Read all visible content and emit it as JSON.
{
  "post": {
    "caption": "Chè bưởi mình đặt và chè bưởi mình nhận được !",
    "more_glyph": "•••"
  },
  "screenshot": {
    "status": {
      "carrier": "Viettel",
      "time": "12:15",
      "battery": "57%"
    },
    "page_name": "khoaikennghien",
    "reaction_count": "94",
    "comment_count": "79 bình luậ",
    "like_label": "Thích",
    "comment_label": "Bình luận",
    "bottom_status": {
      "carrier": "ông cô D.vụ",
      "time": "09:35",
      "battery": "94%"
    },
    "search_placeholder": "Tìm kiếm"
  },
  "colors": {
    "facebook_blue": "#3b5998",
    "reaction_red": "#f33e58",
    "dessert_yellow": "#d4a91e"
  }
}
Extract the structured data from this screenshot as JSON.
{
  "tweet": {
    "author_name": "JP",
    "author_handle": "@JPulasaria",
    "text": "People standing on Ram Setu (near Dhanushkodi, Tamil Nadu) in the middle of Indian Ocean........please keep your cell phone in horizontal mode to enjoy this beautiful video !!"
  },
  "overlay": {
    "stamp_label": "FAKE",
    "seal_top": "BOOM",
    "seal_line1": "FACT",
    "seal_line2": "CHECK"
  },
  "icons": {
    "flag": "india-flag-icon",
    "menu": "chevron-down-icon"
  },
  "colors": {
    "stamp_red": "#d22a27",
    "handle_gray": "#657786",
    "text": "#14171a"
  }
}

Aim of the task - Copy out each record from above, exactly.

Solution -
Read all visible content and emit it as JSON.
{
  "post": {
    "caption": "Chè bưởi mình đặt và chè bưởi mình nhận được !",
    "more_glyph": "•••"
  },
  "screenshot": {
    "status": {
      "carrier": "Viettel",
      "time": "12:15",
      "battery": "57%"
    },
    "page_name": "khoaikennghien",
    "reaction_count": "94",
    "comment_count": "79 bình luậ",
    "like_label": "Thích",
    "comment_label": "Bình luận",
    "bottom_status": {
      "carrier": "ông cô D.vụ",
      "time": "09:35",
      "battery": "94%"
    },
    "search_placeholder": "Tìm kiếm"
  },
  "colors": {
    "facebook_blue": "#3b5998",
    "reaction_red": "#f33e58",
    "dessert_yellow": "#d4a91e"
  }
}
Extract the structured data from this screenshot as JSON.
{
  "tweet": {
    "author_name": "JP",
    "author_handle": "@JPulasaria",
    "text": "People standing on Ram Setu (near Dhanushkodi, Tamil Nadu) in the middle of Indian Ocean........please keep your cell phone in horizontal mode to enjoy this beautiful video !!"
  },
  "overlay": {
    "stamp_label": "FAKE",
    "seal_top": "BOOM",
    "seal_line1": "FACT",
    "seal_line2": "CHECK"
  },
  "icons": {
    "flag": "india-flag-icon",
    "menu": "chevron-down-icon"
  },
  "colors": {
    "stamp_red": "#d22a27",
    "handle_gray": "#657786",
    "text": "#14171a"
  }
}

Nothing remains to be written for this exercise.